** OBJECTIVE **
Transcribe the entries exactly; images are not part of the copy.

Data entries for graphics

....

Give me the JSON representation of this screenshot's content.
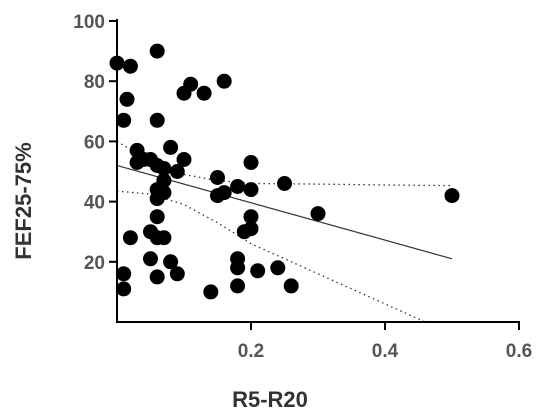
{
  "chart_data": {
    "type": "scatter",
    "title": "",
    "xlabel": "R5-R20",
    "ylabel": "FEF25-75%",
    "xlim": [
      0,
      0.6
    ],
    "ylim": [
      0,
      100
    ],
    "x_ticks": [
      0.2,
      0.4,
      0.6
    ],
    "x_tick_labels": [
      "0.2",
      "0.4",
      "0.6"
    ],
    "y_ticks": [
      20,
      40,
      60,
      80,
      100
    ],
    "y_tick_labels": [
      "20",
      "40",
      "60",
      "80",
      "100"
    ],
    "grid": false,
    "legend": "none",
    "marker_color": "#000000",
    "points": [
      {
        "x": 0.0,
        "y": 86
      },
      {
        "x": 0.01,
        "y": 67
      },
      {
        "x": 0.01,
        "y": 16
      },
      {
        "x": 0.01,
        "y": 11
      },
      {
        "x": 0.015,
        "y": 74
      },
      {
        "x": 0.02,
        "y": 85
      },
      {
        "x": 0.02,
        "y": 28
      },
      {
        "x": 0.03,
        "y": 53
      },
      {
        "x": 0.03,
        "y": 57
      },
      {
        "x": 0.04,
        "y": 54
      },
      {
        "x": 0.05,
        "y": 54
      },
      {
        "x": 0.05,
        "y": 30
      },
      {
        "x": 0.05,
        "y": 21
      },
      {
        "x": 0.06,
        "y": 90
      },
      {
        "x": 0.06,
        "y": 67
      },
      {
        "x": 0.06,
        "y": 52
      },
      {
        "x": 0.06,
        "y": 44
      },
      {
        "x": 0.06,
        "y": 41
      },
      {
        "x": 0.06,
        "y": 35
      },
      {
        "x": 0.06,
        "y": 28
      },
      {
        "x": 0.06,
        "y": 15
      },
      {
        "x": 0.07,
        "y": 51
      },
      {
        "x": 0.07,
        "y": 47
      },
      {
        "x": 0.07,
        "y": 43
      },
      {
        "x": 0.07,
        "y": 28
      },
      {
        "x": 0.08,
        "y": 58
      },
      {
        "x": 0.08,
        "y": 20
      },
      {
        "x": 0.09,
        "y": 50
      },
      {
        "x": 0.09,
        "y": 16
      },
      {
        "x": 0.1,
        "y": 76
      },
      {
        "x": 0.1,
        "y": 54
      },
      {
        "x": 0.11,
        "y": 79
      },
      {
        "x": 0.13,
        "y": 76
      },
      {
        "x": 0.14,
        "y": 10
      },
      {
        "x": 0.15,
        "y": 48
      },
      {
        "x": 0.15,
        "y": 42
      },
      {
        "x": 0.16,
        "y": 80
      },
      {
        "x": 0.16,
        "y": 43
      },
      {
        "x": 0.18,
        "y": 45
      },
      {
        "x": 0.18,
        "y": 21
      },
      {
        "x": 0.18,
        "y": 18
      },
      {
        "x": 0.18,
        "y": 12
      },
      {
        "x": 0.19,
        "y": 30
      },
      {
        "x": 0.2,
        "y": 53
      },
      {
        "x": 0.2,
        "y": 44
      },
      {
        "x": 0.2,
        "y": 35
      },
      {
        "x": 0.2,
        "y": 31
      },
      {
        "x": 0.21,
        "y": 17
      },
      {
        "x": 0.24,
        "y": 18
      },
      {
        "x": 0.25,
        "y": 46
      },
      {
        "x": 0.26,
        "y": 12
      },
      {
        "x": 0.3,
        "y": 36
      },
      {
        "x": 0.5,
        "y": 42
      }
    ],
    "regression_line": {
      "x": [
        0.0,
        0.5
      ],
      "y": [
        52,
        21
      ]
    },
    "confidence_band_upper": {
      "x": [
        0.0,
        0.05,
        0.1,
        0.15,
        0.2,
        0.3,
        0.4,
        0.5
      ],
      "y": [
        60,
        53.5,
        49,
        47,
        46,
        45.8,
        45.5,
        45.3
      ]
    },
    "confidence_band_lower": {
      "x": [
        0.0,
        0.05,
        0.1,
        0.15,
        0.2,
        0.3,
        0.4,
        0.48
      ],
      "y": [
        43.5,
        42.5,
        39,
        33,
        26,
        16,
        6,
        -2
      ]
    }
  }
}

....

** ANSWER BELOW **
Give me the JSON representation of this screenshot's content.
{
  "chart_data": {
    "type": "scatter",
    "title": "",
    "xlabel": "R5-R20",
    "ylabel": "FEF25-75%",
    "xlim": [
      0,
      0.6
    ],
    "ylim": [
      0,
      100
    ],
    "x_ticks": [
      0.2,
      0.4,
      0.6
    ],
    "x_tick_labels": [
      "0.2",
      "0.4",
      "0.6"
    ],
    "y_ticks": [
      20,
      40,
      60,
      80,
      100
    ],
    "y_tick_labels": [
      "20",
      "40",
      "60",
      "80",
      "100"
    ],
    "grid": false,
    "legend": "none",
    "marker_color": "#000000",
    "points": [
      {
        "x": 0.0,
        "y": 86
      },
      {
        "x": 0.01,
        "y": 67
      },
      {
        "x": 0.01,
        "y": 16
      },
      {
        "x": 0.01,
        "y": 11
      },
      {
        "x": 0.015,
        "y": 74
      },
      {
        "x": 0.02,
        "y": 85
      },
      {
        "x": 0.02,
        "y": 28
      },
      {
        "x": 0.03,
        "y": 53
      },
      {
        "x": 0.03,
        "y": 57
      },
      {
        "x": 0.04,
        "y": 54
      },
      {
        "x": 0.05,
        "y": 54
      },
      {
        "x": 0.05,
        "y": 30
      },
      {
        "x": 0.05,
        "y": 21
      },
      {
        "x": 0.06,
        "y": 90
      },
      {
        "x": 0.06,
        "y": 67
      },
      {
        "x": 0.06,
        "y": 52
      },
      {
        "x": 0.06,
        "y": 44
      },
      {
        "x": 0.06,
        "y": 41
      },
      {
        "x": 0.06,
        "y": 35
      },
      {
        "x": 0.06,
        "y": 28
      },
      {
        "x": 0.06,
        "y": 15
      },
      {
        "x": 0.07,
        "y": 51
      },
      {
        "x": 0.07,
        "y": 47
      },
      {
        "x": 0.07,
        "y": 43
      },
      {
        "x": 0.07,
        "y": 28
      },
      {
        "x": 0.08,
        "y": 58
      },
      {
        "x": 0.08,
        "y": 20
      },
      {
        "x": 0.09,
        "y": 50
      },
      {
        "x": 0.09,
        "y": 16
      },
      {
        "x": 0.1,
        "y": 76
      },
      {
        "x": 0.1,
        "y": 54
      },
      {
        "x": 0.11,
        "y": 79
      },
      {
        "x": 0.13,
        "y": 76
      },
      {
        "x": 0.14,
        "y": 10
      },
      {
        "x": 0.15,
        "y": 48
      },
      {
        "x": 0.15,
        "y": 42
      },
      {
        "x": 0.16,
        "y": 80
      },
      {
        "x": 0.16,
        "y": 43
      },
      {
        "x": 0.18,
        "y": 45
      },
      {
        "x": 0.18,
        "y": 21
      },
      {
        "x": 0.18,
        "y": 18
      },
      {
        "x": 0.18,
        "y": 12
      },
      {
        "x": 0.19,
        "y": 30
      },
      {
        "x": 0.2,
        "y": 53
      },
      {
        "x": 0.2,
        "y": 44
      },
      {
        "x": 0.2,
        "y": 35
      },
      {
        "x": 0.2,
        "y": 31
      },
      {
        "x": 0.21,
        "y": 17
      },
      {
        "x": 0.24,
        "y": 18
      },
      {
        "x": 0.25,
        "y": 46
      },
      {
        "x": 0.26,
        "y": 12
      },
      {
        "x": 0.3,
        "y": 36
      },
      {
        "x": 0.5,
        "y": 42
      }
    ],
    "regression_line": {
      "x": [
        0.0,
        0.5
      ],
      "y": [
        52,
        21
      ]
    },
    "confidence_band_upper": {
      "x": [
        0.0,
        0.05,
        0.1,
        0.15,
        0.2,
        0.3,
        0.4,
        0.5
      ],
      "y": [
        60,
        53.5,
        49,
        47,
        46,
        45.8,
        45.5,
        45.3
      ]
    },
    "confidence_band_lower": {
      "x": [
        0.0,
        0.05,
        0.1,
        0.15,
        0.2,
        0.3,
        0.4,
        0.48
      ],
      "y": [
        43.5,
        42.5,
        39,
        33,
        26,
        16,
        6,
        -2
      ]
    }
  }
}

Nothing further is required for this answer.